→ **Written exercise**: In the source data, from the line with "colorbar-label: -18 <box>95 312 110 321</box>" to the line with "colorbar-label: -15 <box>115", switch "lon-tick-label" to "longitude-tick-label" and reproduce only those lines with everything else unchanged.

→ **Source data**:
---
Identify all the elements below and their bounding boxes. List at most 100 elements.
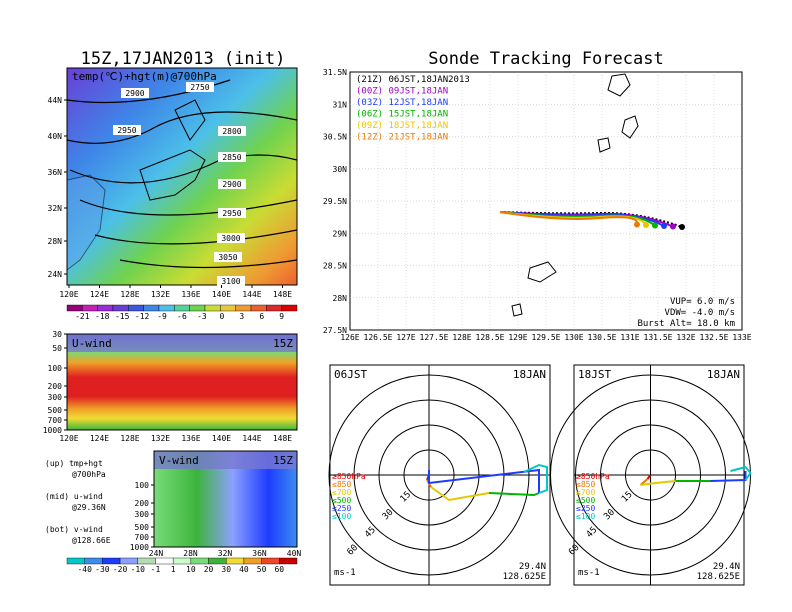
colorbar-label: -18 <box>95 312 110 321</box>
lat-tick-label: 28N <box>333 294 348 303</box>
lon-tick-label: 128.5E <box>476 333 505 342</box>
note-bot: (bot) v-wind <box>45 525 103 534</box>
hodograph-trace <box>428 468 540 493</box>
colorbar-label: 0 <box>219 312 224 321</box>
pressure-tick-label: 300 <box>135 510 150 519</box>
lon-tick-label: 140E <box>212 290 231 299</box>
lon-tick-label: 126E <box>340 333 359 342</box>
colorbar-cell <box>250 304 267 312</box>
lon-tick-label: 129.5E <box>532 333 561 342</box>
contour-label: 2900 <box>125 89 144 98</box>
map-panel: temp(℃)+hgt(m)@700hPa 2750 2800 2850 2900 29… <box>48 67 298 299</box>
lat-tick-label: 24N <box>149 549 164 558</box>
contour-label: 2950 <box>117 126 136 135</box>
note-bot-level: @128.66E <box>72 536 111 545</box>
lat-tick-label: 36N <box>252 549 267 558</box>
location-lat: 29.4N <box>519 562 546 572</box>
pressure-tick-label: 200 <box>135 499 150 508</box>
colorbar-label: -3 <box>197 312 207 321</box>
ascent-speed: VUP= 6.0 m/s <box>670 297 735 307</box>
colorbar-label: 40 <box>239 565 249 574</box>
lat-tick-label: 44N <box>48 96 63 105</box>
level-legend-entry: ≤250 <box>332 504 351 513</box>
contour-line <box>66 111 298 144</box>
island-outline <box>597 137 611 153</box>
lon-tick-label: 132E <box>151 434 170 443</box>
lon-tick-label: 131.5E <box>644 333 673 342</box>
pressure-tick-label: 1000 <box>43 426 62 435</box>
contour-label: 2900 <box>222 180 241 189</box>
lon-tick-label: 140E <box>212 434 231 443</box>
colorbar-cell <box>243 557 262 565</box>
hodograph-date: 18JAN <box>707 368 740 381</box>
contour-line <box>79 199 298 216</box>
level-legend-entry: ≤700 <box>332 488 351 497</box>
pressure-tick-label: 700 <box>48 416 63 425</box>
lon-tick-label: 148E <box>273 290 292 299</box>
lat-tick-label: 36N <box>48 168 63 177</box>
colorbar-label: 50 <box>257 565 267 574</box>
lon-tick-label: 131E <box>620 333 639 342</box>
vwind-label: V-wind <box>159 454 199 467</box>
track-legend-entry: (21Z) 06JST,18JAN2013 <box>356 75 470 85</box>
contour-label-bg <box>218 126 246 136</box>
colorbar-label: -9 <box>157 312 167 321</box>
colorbar-label: -15 <box>115 312 130 321</box>
track-legend-entry: (00Z) 09JST,18JAN <box>356 87 448 97</box>
colorbar-label: 9 <box>279 312 284 321</box>
landing-point <box>679 224 685 230</box>
colorbar-label: 1 <box>171 565 176 574</box>
lon-tick-label: 136E <box>181 290 200 299</box>
uwind-upper-band <box>67 334 297 352</box>
lon-tick-label: 148E <box>273 434 292 443</box>
level-legend-entry: ≤850 <box>576 480 595 489</box>
hodograph-time: 18JST <box>578 368 611 381</box>
colorbar-cell <box>155 557 174 565</box>
contour-label: 3100 <box>221 277 240 286</box>
tracking-panel: (21Z) 06JST,18JAN2013 (00Z) 09JST,18JAN(0… <box>323 68 752 342</box>
colorbar-cell <box>66 557 85 565</box>
level-legend-entry: ≤500 <box>332 496 351 505</box>
lon-tick-label: 128E <box>120 434 139 443</box>
right-title: Sonde Tracking Forecast <box>428 49 663 69</box>
level-legend-entry: ≤250 <box>576 504 595 513</box>
colorbar-label: -10 <box>131 565 146 574</box>
hodograph-trace <box>646 474 652 480</box>
track-legend-entry: (12Z) 21JST,18JAN <box>356 133 448 143</box>
hodograph-trace <box>488 492 540 497</box>
unit-label: ms-1 <box>578 568 600 578</box>
island-outline <box>511 303 523 317</box>
contour-label: 2800 <box>222 127 241 136</box>
hokkaido-coast <box>174 99 206 141</box>
location-lon: 128.625E <box>697 572 740 582</box>
pressure-tick-label: 50 <box>52 344 62 353</box>
colorbar-label: 3 <box>239 312 244 321</box>
lon-tick-label: 120E <box>59 290 78 299</box>
track-legend-entry: (03Z) 12JST,18JAN <box>356 98 448 108</box>
lat-tick-label: 28N <box>48 237 63 246</box>
location-lat: 29.4N <box>713 562 740 572</box>
colorbar-label: -12 <box>135 312 150 321</box>
level-legend-entry: ≤700 <box>576 488 595 497</box>
lon-tick-label: 120E <box>59 434 78 443</box>
level-legend-entry: ≥850hPa <box>576 472 610 481</box>
lon-tick-label: 132E <box>676 333 695 342</box>
contour-label: 2750 <box>190 83 209 92</box>
colorbar-cell <box>204 304 221 312</box>
island-outline <box>607 73 631 97</box>
colorbar-cell <box>172 557 192 565</box>
contour-label: 3000 <box>221 234 240 243</box>
burst-altitude: Burst Alt= 18.0 km <box>637 319 735 329</box>
pressure-tick-label: 500 <box>135 523 150 532</box>
landing-point <box>670 223 676 230</box>
contour-label-bg <box>218 179 246 189</box>
colorbar-label: -40 <box>77 565 92 574</box>
vwind-frame <box>153 450 298 548</box>
colorbar-cell <box>261 557 280 565</box>
contour-label-bg <box>121 88 149 98</box>
lon-tick-label: 127.5E <box>420 333 449 342</box>
landing-point <box>652 222 658 229</box>
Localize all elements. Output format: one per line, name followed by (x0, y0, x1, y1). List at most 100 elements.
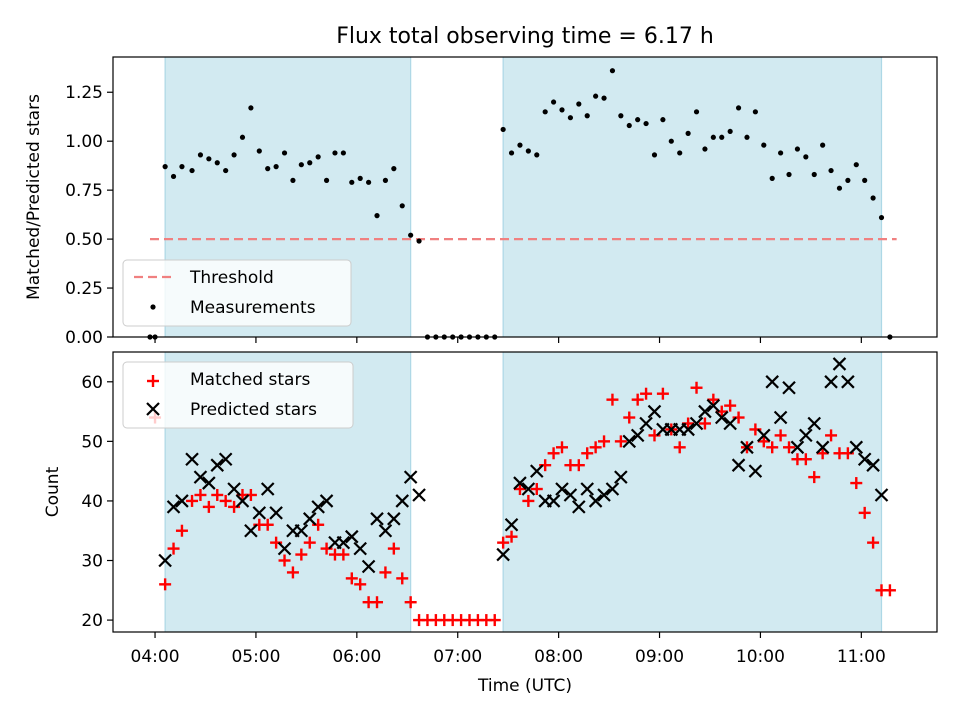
matched-stars-point (640, 387, 653, 400)
ratio-legend: Threshold Measurements (122, 259, 352, 327)
y-tick-label: 0.00 (65, 328, 103, 348)
measurement-point (643, 120, 649, 127)
predicted-stars-point (757, 428, 771, 443)
ratio-legend-box (122, 259, 352, 327)
matched-stars-point (379, 566, 392, 579)
measurement-point (332, 150, 338, 156)
matched-stars-point (867, 536, 880, 549)
measurement-point (567, 115, 574, 121)
matched-stars-point (581, 447, 594, 460)
ratio-y-axis-label: Matched/Predicted stars (24, 94, 44, 300)
legend-threshold-label: Threshold (189, 268, 274, 288)
measurement-point (206, 156, 212, 162)
count-star-points (149, 357, 896, 627)
matched-stars-point (825, 429, 838, 442)
measurement-point (500, 126, 506, 133)
ratio-y-axis: 0.00 0.25 0.50 0.75 1.00 1.25 (65, 83, 113, 348)
matched-stars-point (387, 542, 400, 555)
measurement-point (265, 166, 271, 172)
measurement-point (811, 171, 817, 178)
matched-stars-point (345, 572, 358, 585)
legend-matched-label: Matched stars (190, 370, 310, 390)
matched-stars-point (404, 596, 417, 609)
legend-measurements-label: Measurements (190, 298, 316, 318)
predicted-stars-point (496, 547, 510, 562)
predicted-stars-point (815, 440, 830, 455)
measurement-point (323, 177, 330, 183)
predicted-stars-point (597, 488, 611, 502)
predicted-stars-point (622, 434, 637, 449)
matched-stars-point (295, 548, 308, 561)
measurement-point (391, 166, 397, 172)
measurement-point (315, 154, 321, 160)
measurement-point (307, 160, 313, 166)
predicted-stars-point (277, 541, 292, 556)
count-legend: Matched stars Predicted stars (122, 361, 354, 429)
measurement-point (399, 203, 405, 209)
legend-predicted-label: Predicted stars (190, 400, 317, 420)
matched-stars-point (303, 536, 316, 549)
measurement-point (677, 150, 683, 156)
matched-stars-point (623, 411, 636, 424)
x-tick-label: 11:00 (837, 647, 886, 667)
measurement-point (340, 150, 346, 156)
predicted-stars-point (521, 482, 536, 496)
predicted-stars-point (614, 470, 628, 484)
measurement-point (170, 173, 177, 180)
matched-stars-point (774, 429, 787, 442)
predicted-stars-point (572, 500, 586, 514)
predicted-stars-point (336, 535, 351, 550)
x-tick-label: 10:00 (736, 647, 785, 667)
measurement-point (281, 150, 288, 156)
measurement-point (534, 152, 540, 158)
matched-stars-point (606, 393, 619, 406)
predicted-stars-point (723, 416, 737, 431)
measurement-point (542, 109, 548, 115)
legend-predicted-swatch (146, 402, 160, 416)
matched-stars-point (850, 477, 863, 490)
measurement-point (223, 167, 229, 174)
predicted-stars-point (714, 410, 729, 425)
measurement-point (189, 167, 195, 174)
ratio-plot-frame (112, 56, 938, 338)
measurement-point (693, 109, 700, 115)
matched-stars-point (396, 572, 409, 585)
measurement-point (609, 68, 616, 74)
measurement-point (601, 95, 607, 101)
measurement-point (273, 164, 279, 170)
matched-stars-point (589, 441, 602, 454)
predicted-stars-point (748, 464, 763, 478)
matched-stars-point (522, 494, 535, 507)
measurement-point (878, 214, 885, 221)
count-x-axis: 04:00 05:00 06:00 07:00 08:00 09:00 10:00 11:00 (131, 632, 886, 667)
measurement-point (374, 213, 380, 219)
predicted-stars-point (580, 482, 594, 496)
matched-stars-point (631, 393, 644, 406)
measurement-point (853, 162, 859, 168)
y-tick-label: 30 (81, 552, 103, 572)
measurement-point (559, 107, 565, 113)
predicted-stars-point (370, 512, 384, 526)
measurement-point (508, 150, 515, 156)
measurement-point (668, 138, 674, 144)
measurement-point (752, 109, 758, 115)
matched-stars-point (858, 506, 871, 519)
measurement-point (256, 148, 262, 154)
measurement-point (416, 238, 422, 244)
measurement-point (828, 167, 834, 174)
predicted-stars-point (765, 375, 779, 389)
predicted-stars-point (193, 470, 208, 484)
predicted-stars-point (529, 464, 544, 478)
ratio-panel: 0.00 0.25 0.50 0.75 1.00 1.25 Matched/Predict… (24, 56, 938, 348)
matched-stars-point (530, 483, 543, 496)
measurement-point (584, 113, 590, 119)
matched-stars-point (488, 614, 501, 627)
predicted-stars-point (824, 375, 838, 389)
matched-stars-point (614, 435, 627, 448)
measurement-point (727, 128, 733, 135)
predicted-stars-point (387, 512, 401, 526)
measurement-point (576, 101, 582, 107)
predicted-stars-point (202, 476, 216, 490)
predicted-stars-point (807, 416, 822, 431)
y-tick-label: 40 (81, 492, 103, 512)
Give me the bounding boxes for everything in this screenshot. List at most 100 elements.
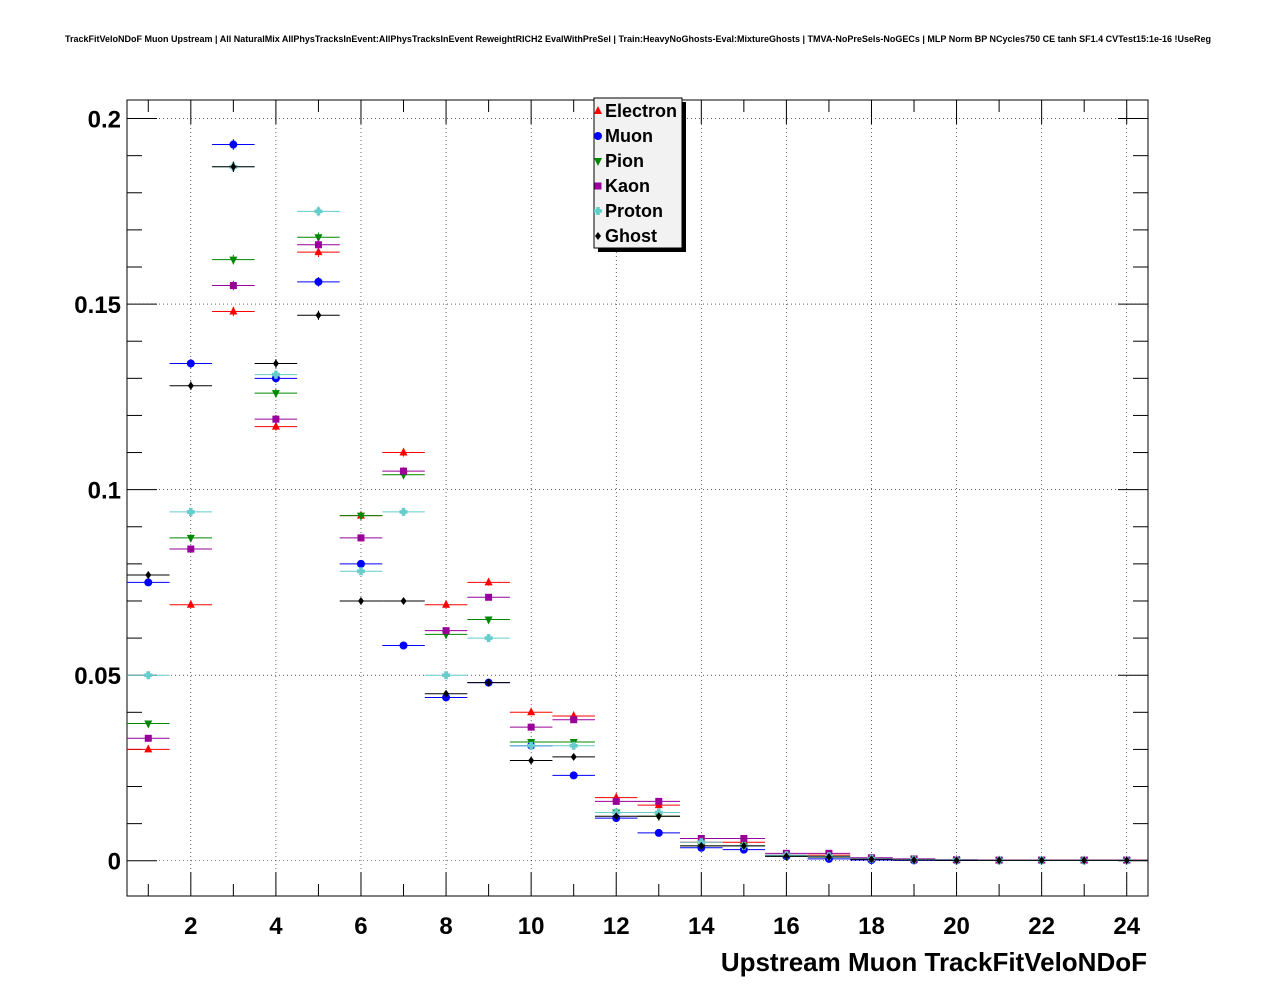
kaon-point	[144, 734, 152, 742]
muon-point	[186, 359, 195, 368]
legend-label-proton: Proton	[605, 201, 663, 221]
proton-point	[569, 741, 578, 750]
proton-point	[186, 507, 195, 516]
proton-point	[271, 370, 280, 379]
ghost-point	[613, 812, 620, 821]
proton-point	[144, 671, 153, 680]
ghost-point	[485, 678, 492, 687]
y-tick-label: 0.1	[88, 478, 121, 505]
ghost-point	[230, 162, 237, 171]
x-tick-label: 16	[773, 913, 800, 940]
ghost-point	[187, 381, 194, 390]
kaon-point	[229, 282, 237, 290]
legend-label-muon: Muon	[605, 126, 653, 146]
legend-marker-electron	[594, 106, 602, 114]
muon-point	[654, 828, 663, 837]
x-tick-label: 12	[603, 913, 630, 940]
proton-point	[442, 671, 451, 680]
legend-marker-kaon	[594, 182, 602, 190]
muon-point	[314, 277, 323, 286]
y-tick-labels: 0 0.05 0.1 0.15 0.2	[74, 107, 121, 876]
x-tick-label: 10	[518, 913, 545, 940]
ghost-point	[570, 752, 577, 761]
kaon-point	[187, 545, 195, 553]
x-tick-label: 2	[184, 913, 197, 940]
kaon-point	[570, 716, 578, 724]
ghost-point	[698, 841, 705, 850]
pion-point	[484, 616, 493, 625]
kaon-point	[442, 627, 450, 635]
ghost-point	[655, 812, 662, 821]
legend-label-ghost: Ghost	[605, 226, 657, 246]
ghost-point	[400, 596, 407, 605]
electron-point	[229, 306, 238, 315]
legend-label-pion: Pion	[605, 151, 644, 171]
x-tick-label: 24	[1113, 913, 1140, 940]
electron-point	[271, 421, 280, 430]
legend: Electron Muon Pion Kaon Proton Ghost	[593, 97, 686, 252]
electron-point	[144, 744, 153, 753]
series-pion	[127, 232, 1148, 866]
ghost-point	[740, 841, 747, 850]
pion-point	[271, 390, 280, 399]
ghost-point	[1038, 856, 1045, 865]
ghost-point	[315, 311, 322, 320]
chart-title: TrackFitVeloNDoF Muon Upstream | All Nat…	[65, 34, 1211, 44]
x-tick-label: 6	[354, 913, 367, 940]
kaon-point	[740, 834, 748, 842]
x-tick-labels: 2 4 6 8 10 12 14 16 18 20 22 24	[184, 913, 1141, 940]
series-ghost	[127, 161, 1148, 865]
proton-point	[527, 741, 536, 750]
proton-point	[314, 207, 323, 216]
electron-point	[399, 447, 408, 456]
ghost-point	[1081, 856, 1088, 865]
pion-point	[314, 234, 323, 243]
legend-label-electron: Electron	[605, 101, 677, 121]
legend-label-kaon: Kaon	[605, 176, 650, 196]
pion-point	[186, 534, 195, 543]
data-series	[127, 139, 1148, 866]
ghost-point	[953, 856, 960, 865]
series-kaon	[127, 239, 1148, 864]
muon-point	[569, 771, 578, 780]
y-tick-label: 0.05	[74, 663, 121, 690]
kaon-point	[612, 797, 620, 805]
series-proton	[127, 161, 1148, 865]
x-tick-label: 20	[943, 913, 970, 940]
ghost-point	[825, 853, 832, 862]
legend-marker-proton	[594, 207, 602, 215]
electron-point	[314, 247, 323, 256]
x-axis-label: Upstream Muon TrackFitVeloNDoF	[721, 947, 1147, 977]
kaon-point	[272, 415, 280, 423]
kaon-point	[400, 467, 408, 475]
ghost-point	[996, 856, 1003, 865]
kaon-point	[655, 797, 663, 805]
proton-point	[399, 507, 408, 516]
kaon-point	[485, 593, 493, 601]
electron-point	[186, 599, 195, 608]
x-tick-label: 8	[439, 913, 452, 940]
kaon-point	[314, 241, 322, 249]
ghost-point	[272, 359, 279, 368]
ghost-point	[783, 852, 790, 861]
ghost-point	[911, 856, 918, 865]
muon-point	[144, 578, 153, 587]
ghost-point	[1123, 856, 1130, 865]
y-tick-label: 0.15	[74, 292, 121, 319]
ghost-point	[357, 596, 364, 605]
y-tick-label: 0	[108, 849, 121, 876]
proton-point	[356, 567, 365, 576]
x-tick-label: 14	[688, 913, 715, 940]
ghost-point	[868, 855, 875, 864]
kaon-point	[527, 723, 535, 731]
pion-point	[356, 512, 365, 521]
series-electron	[127, 247, 1148, 864]
legend-marker-muon	[594, 132, 602, 140]
x-tick-label: 4	[269, 913, 283, 940]
proton-point	[484, 634, 493, 643]
legend-marker-ghost	[595, 232, 601, 240]
x-tick-label: 22	[1028, 913, 1055, 940]
electron-point	[484, 577, 493, 586]
legend-box	[593, 97, 683, 249]
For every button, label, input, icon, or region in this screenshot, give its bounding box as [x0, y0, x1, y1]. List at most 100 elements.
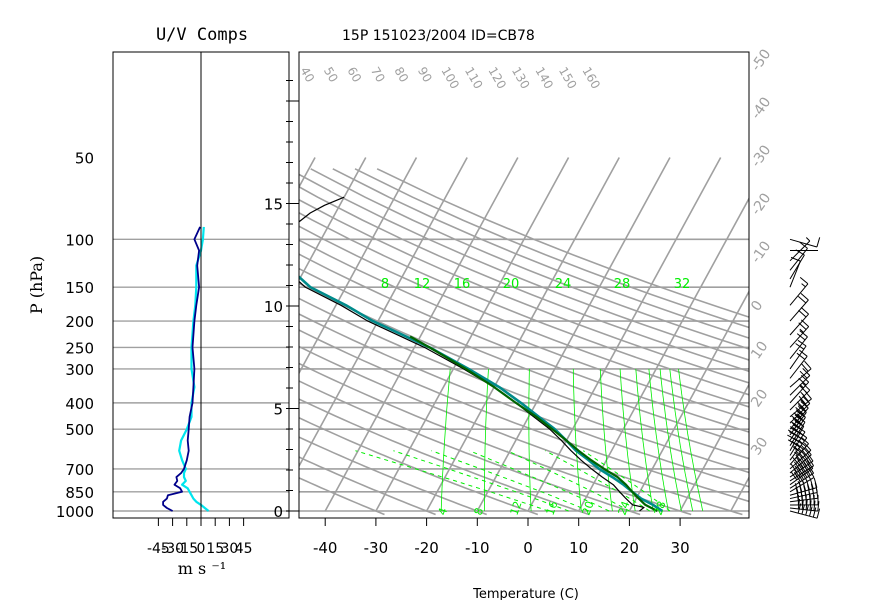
---
→ **Answer to this problem**:
colorbar-label: -18 <box>95 312 110 321</box>
lat-tick-label: 28N <box>333 294 348 303</box>
longitude-tick-label: 128.5E <box>476 333 505 342</box>
note-bot: (bot) v-wind <box>45 525 103 534</box>
hodograph-trace <box>428 468 540 493</box>
colorbar-label: 0 <box>219 312 224 321</box>
pressure-tick-label: 300 <box>135 510 150 519</box>
longitude-tick-label: 140E <box>212 290 231 299</box>
longitude-tick-label: 126E <box>340 333 359 342</box>
colorbar-cell <box>250 304 267 312</box>
longitude-tick-label: 129.5E <box>532 333 561 342</box>
contour-label: 2900 <box>125 89 144 98</box>
map-panel: temp(℃)+hgt(m)@700hPa 2750 2800 2850 2900 29… <box>48 67 298 299</box>
lat-tick-label: 24N <box>149 549 164 558</box>
contour-label: 2950 <box>117 126 136 135</box>
note-bot-level: @128.66E <box>72 536 111 545</box>
lat-tick-label: 36N <box>252 549 267 558</box>
location-lat: 29.4N <box>519 562 546 572</box>
pressure-tick-label: 200 <box>135 499 150 508</box>
colorbar-label: -3 <box>197 312 207 321</box>
ascent-speed: VUP= 6.0 m/s <box>670 297 735 307</box>
colorbar-label: 40 <box>239 565 249 574</box>
lat-tick-label: 44N <box>48 96 63 105</box>
level-legend-entry: ≤250 <box>332 504 351 513</box>
contour-line <box>66 111 298 144</box>
island-outline <box>597 137 611 153</box>
longitude-tick-label: 132E <box>151 434 170 443</box>
longitude-tick-label: 131.5E <box>644 333 673 342</box>
pressure-tick-label: 1000 <box>43 426 62 435</box>
contour-label: 2900 <box>222 180 241 189</box>
longitude-tick-label: 140E <box>212 434 231 443</box>
colorbar-cell <box>243 557 262 565</box>
hodograph-date: 18JAN <box>707 368 740 381</box>
contour-line <box>79 199 298 216</box>
level-legend-entry: ≤700 <box>332 488 351 497</box>
pressure-tick-label: 700 <box>48 416 63 425</box>
longitude-tick-label: 148E <box>273 290 292 299</box>
lat-tick-label: 36N <box>48 168 63 177</box>
colorbar-label: 50 <box>257 565 267 574</box>
longitude-tick-label: 131E <box>620 333 639 342</box>
vwind-label: V-wind <box>159 454 199 467</box>
track-legend-entry: (21Z) 06JST,18JAN2013 <box>356 75 470 85</box>
contour-label-bg <box>218 126 246 136</box>
colorbar-label: -9 <box>157 312 167 321</box>
colorbar-label: -15 <box>115 312 130 321</box>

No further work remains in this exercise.